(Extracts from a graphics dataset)
————
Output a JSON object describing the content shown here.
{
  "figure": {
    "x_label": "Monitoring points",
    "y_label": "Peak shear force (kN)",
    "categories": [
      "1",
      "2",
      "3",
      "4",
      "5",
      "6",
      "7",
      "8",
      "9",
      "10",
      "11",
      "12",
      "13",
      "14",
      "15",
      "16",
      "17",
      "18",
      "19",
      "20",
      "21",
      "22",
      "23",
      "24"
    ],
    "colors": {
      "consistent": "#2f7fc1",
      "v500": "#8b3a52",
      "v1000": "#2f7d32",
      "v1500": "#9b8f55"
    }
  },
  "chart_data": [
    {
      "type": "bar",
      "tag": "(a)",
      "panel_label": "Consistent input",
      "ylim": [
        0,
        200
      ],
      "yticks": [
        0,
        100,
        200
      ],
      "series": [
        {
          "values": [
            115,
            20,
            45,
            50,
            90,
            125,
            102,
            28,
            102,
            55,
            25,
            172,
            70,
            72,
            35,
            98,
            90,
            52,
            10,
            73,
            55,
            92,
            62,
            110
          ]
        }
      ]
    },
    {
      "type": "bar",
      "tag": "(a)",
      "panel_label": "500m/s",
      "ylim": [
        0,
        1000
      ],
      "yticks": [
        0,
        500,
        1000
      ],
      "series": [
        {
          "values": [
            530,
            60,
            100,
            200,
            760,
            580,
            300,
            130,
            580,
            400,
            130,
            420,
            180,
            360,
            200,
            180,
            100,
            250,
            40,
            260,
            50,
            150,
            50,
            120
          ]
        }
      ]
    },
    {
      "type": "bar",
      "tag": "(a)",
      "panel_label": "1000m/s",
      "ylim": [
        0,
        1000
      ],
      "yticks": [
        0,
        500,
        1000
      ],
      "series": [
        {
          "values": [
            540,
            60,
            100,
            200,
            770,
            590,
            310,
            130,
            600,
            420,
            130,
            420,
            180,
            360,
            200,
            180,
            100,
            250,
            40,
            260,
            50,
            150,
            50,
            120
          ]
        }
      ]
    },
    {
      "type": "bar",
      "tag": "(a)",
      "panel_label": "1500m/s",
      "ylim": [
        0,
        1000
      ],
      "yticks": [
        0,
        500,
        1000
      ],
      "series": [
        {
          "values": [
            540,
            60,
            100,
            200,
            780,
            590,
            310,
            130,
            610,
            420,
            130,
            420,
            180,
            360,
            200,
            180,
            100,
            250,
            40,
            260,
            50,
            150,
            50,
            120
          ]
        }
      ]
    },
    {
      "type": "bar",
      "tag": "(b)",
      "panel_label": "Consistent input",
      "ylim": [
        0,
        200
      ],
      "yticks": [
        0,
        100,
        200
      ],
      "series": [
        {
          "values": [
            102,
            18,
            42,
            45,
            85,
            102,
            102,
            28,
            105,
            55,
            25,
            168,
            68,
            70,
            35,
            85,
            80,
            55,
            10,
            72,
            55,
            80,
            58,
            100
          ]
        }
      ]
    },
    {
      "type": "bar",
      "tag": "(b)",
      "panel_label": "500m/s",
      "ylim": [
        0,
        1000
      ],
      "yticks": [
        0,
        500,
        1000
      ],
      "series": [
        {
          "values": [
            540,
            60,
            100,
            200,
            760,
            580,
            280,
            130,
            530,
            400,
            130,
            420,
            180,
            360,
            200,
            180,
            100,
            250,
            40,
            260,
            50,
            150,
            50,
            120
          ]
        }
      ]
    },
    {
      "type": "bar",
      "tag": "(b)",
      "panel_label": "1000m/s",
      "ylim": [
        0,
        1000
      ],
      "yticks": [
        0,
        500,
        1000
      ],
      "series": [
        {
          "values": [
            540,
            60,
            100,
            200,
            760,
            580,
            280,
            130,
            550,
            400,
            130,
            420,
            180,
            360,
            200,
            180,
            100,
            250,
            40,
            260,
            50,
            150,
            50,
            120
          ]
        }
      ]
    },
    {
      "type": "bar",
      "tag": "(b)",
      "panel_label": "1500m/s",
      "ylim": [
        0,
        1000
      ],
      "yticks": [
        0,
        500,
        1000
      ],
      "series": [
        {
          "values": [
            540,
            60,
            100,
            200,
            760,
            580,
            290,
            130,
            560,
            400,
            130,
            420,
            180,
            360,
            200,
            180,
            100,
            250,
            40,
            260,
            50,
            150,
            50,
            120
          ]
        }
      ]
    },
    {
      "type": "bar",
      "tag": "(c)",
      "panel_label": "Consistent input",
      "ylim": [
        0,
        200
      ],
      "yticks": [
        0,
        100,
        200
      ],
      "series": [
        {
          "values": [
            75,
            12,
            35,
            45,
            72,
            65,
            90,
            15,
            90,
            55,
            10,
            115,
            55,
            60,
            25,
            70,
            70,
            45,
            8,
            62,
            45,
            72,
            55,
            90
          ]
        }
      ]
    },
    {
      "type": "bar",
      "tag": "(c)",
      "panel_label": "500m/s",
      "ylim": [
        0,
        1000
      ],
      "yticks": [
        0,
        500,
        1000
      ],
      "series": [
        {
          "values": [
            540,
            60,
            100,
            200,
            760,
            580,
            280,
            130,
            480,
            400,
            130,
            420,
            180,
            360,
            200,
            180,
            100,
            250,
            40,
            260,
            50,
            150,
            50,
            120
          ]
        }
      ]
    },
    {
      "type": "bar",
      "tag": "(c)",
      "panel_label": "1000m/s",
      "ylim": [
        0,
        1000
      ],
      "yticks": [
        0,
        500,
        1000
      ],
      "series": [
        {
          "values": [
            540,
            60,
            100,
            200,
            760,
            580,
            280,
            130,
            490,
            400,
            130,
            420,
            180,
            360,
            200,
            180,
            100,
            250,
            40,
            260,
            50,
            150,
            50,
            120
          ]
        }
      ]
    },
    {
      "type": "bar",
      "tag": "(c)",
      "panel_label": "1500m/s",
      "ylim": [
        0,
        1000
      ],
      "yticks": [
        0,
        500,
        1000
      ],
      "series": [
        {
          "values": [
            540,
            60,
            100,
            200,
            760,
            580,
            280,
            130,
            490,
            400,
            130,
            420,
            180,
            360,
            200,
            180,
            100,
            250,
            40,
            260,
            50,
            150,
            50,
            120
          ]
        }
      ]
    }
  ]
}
————
(WORK REQUIRED): Above are some records; extract every one of them exactly.

(OUTPUT FOR THIS EXERCISE):
Output a JSON object describing the content shown here.
{
  "figure": {
    "x_label": "Monitoring points",
    "y_label": "Peak shear force (kN)",
    "categories": [
      "1",
      "2",
      "3",
      "4",
      "5",
      "6",
      "7",
      "8",
      "9",
      "10",
      "11",
      "12",
      "13",
      "14",
      "15",
      "16",
      "17",
      "18",
      "19",
      "20",
      "21",
      "22",
      "23",
      "24"
    ],
    "colors": {
      "consistent": "#2f7fc1",
      "v500": "#8b3a52",
      "v1000": "#2f7d32",
      "v1500": "#9b8f55"
    }
  },
  "chart_data": [
    {
      "type": "bar",
      "tag": "(a)",
      "panel_label": "Consistent input",
      "ylim": [
        0,
        200
      ],
      "yticks": [
        0,
        100,
        200
      ],
      "series": [
        {
          "values": [
            115,
            20,
            45,
            50,
            90,
            125,
            102,
            28,
            102,
            55,
            25,
            172,
            70,
            72,
            35,
            98,
            90,
            52,
            10,
            73,
            55,
            92,
            62,
            110
          ]
        }
      ]
    },
    {
      "type": "bar",
      "tag": "(a)",
      "panel_label": "500m/s",
      "ylim": [
        0,
        1000
      ],
      "yticks": [
        0,
        500,
        1000
      ],
      "series": [
        {
          "values": [
            530,
            60,
            100,
            200,
            760,
            580,
            300,
            130,
            580,
            400,
            130,
            420,
            180,
            360,
            200,
            180,
            100,
            250,
            40,
            260,
            50,
            150,
            50,
            120
          ]
        }
      ]
    },
    {
      "type": "bar",
      "tag": "(a)",
      "panel_label": "1000m/s",
      "ylim": [
        0,
        1000
      ],
      "yticks": [
        0,
        500,
        1000
      ],
      "series": [
        {
          "values": [
            540,
            60,
            100,
            200,
            770,
            590,
            310,
            130,
            600,
            420,
            130,
            420,
            180,
            360,
            200,
            180,
            100,
            250,
            40,
            260,
            50,
            150,
            50,
            120
          ]
        }
      ]
    },
    {
      "type": "bar",
      "tag": "(a)",
      "panel_label": "1500m/s",
      "ylim": [
        0,
        1000
      ],
      "yticks": [
        0,
        500,
        1000
      ],
      "series": [
        {
          "values": [
            540,
            60,
            100,
            200,
            780,
            590,
            310,
            130,
            610,
            420,
            130,
            420,
            180,
            360,
            200,
            180,
            100,
            250,
            40,
            260,
            50,
            150,
            50,
            120
          ]
        }
      ]
    },
    {
      "type": "bar",
      "tag": "(b)",
      "panel_label": "Consistent input",
      "ylim": [
        0,
        200
      ],
      "yticks": [
        0,
        100,
        200
      ],
      "series": [
        {
          "values": [
            102,
            18,
            42,
            45,
            85,
            102,
            102,
            28,
            105,
            55,
            25,
            168,
            68,
            70,
            35,
            85,
            80,
            55,
            10,
            72,
            55,
            80,
            58,
            100
          ]
        }
      ]
    },
    {
      "type": "bar",
      "tag": "(b)",
      "panel_label": "500m/s",
      "ylim": [
        0,
        1000
      ],
      "yticks": [
        0,
        500,
        1000
      ],
      "series": [
        {
          "values": [
            540,
            60,
            100,
            200,
            760,
            580,
            280,
            130,
            530,
            400,
            130,
            420,
            180,
            360,
            200,
            180,
            100,
            250,
            40,
            260,
            50,
            150,
            50,
            120
          ]
        }
      ]
    },
    {
      "type": "bar",
      "tag": "(b)",
      "panel_label": "1000m/s",
      "ylim": [
        0,
        1000
      ],
      "yticks": [
        0,
        500,
        1000
      ],
      "series": [
        {
          "values": [
            540,
            60,
            100,
            200,
            760,
            580,
            280,
            130,
            550,
            400,
            130,
            420,
            180,
            360,
            200,
            180,
            100,
            250,
            40,
            260,
            50,
            150,
            50,
            120
          ]
        }
      ]
    },
    {
      "type": "bar",
      "tag": "(b)",
      "panel_label": "1500m/s",
      "ylim": [
        0,
        1000
      ],
      "yticks": [
        0,
        500,
        1000
      ],
      "series": [
        {
          "values": [
            540,
            60,
            100,
            200,
            760,
            580,
            290,
            130,
            560,
            400,
            130,
            420,
            180,
            360,
            200,
            180,
            100,
            250,
            40,
            260,
            50,
            150,
            50,
            120
          ]
        }
      ]
    },
    {
      "type": "bar",
      "tag": "(c)",
      "panel_label": "Consistent input",
      "ylim": [
        0,
        200
      ],
      "yticks": [
        0,
        100,
        200
      ],
      "series": [
        {
          "values": [
            75,
            12,
            35,
            45,
            72,
            65,
            90,
            15,
            90,
            55,
            10,
            115,
            55,
            60,
            25,
            70,
            70,
            45,
            8,
            62,
            45,
            72,
            55,
            90
          ]
        }
      ]
    },
    {
      "type": "bar",
      "tag": "(c)",
      "panel_label": "500m/s",
      "ylim": [
        0,
        1000
      ],
      "yticks": [
        0,
        500,
        1000
      ],
      "series": [
        {
          "values": [
            540,
            60,
            100,
            200,
            760,
            580,
            280,
            130,
            480,
            400,
            130,
            420,
            180,
            360,
            200,
            180,
            100,
            250,
            40,
            260,
            50,
            150,
            50,
            120
          ]
        }
      ]
    },
    {
      "type": "bar",
      "tag": "(c)",
      "panel_label": "1000m/s",
      "ylim": [
        0,
        1000
      ],
      "yticks": [
        0,
        500,
        1000
      ],
      "series": [
        {
          "values": [
            540,
            60,
            100,
            200,
            760,
            580,
            280,
            130,
            490,
            400,
            130,
            420,
            180,
            360,
            200,
            180,
            100,
            250,
            40,
            260,
            50,
            150,
            50,
            120
          ]
        }
      ]
    },
    {
      "type": "bar",
      "tag": "(c)",
      "panel_label": "1500m/s",
      "ylim": [
        0,
        1000
      ],
      "yticks": [
        0,
        500,
        1000
      ],
      "series": [
        {
          "values": [
            540,
            60,
            100,
            200,
            760,
            580,
            280,
            130,
            490,
            400,
            130,
            420,
            180,
            360,
            200,
            180,
            100,
            250,
            40,
            260,
            50,
            150,
            50,
            120
          ]
        }
      ]
    }
  ]
}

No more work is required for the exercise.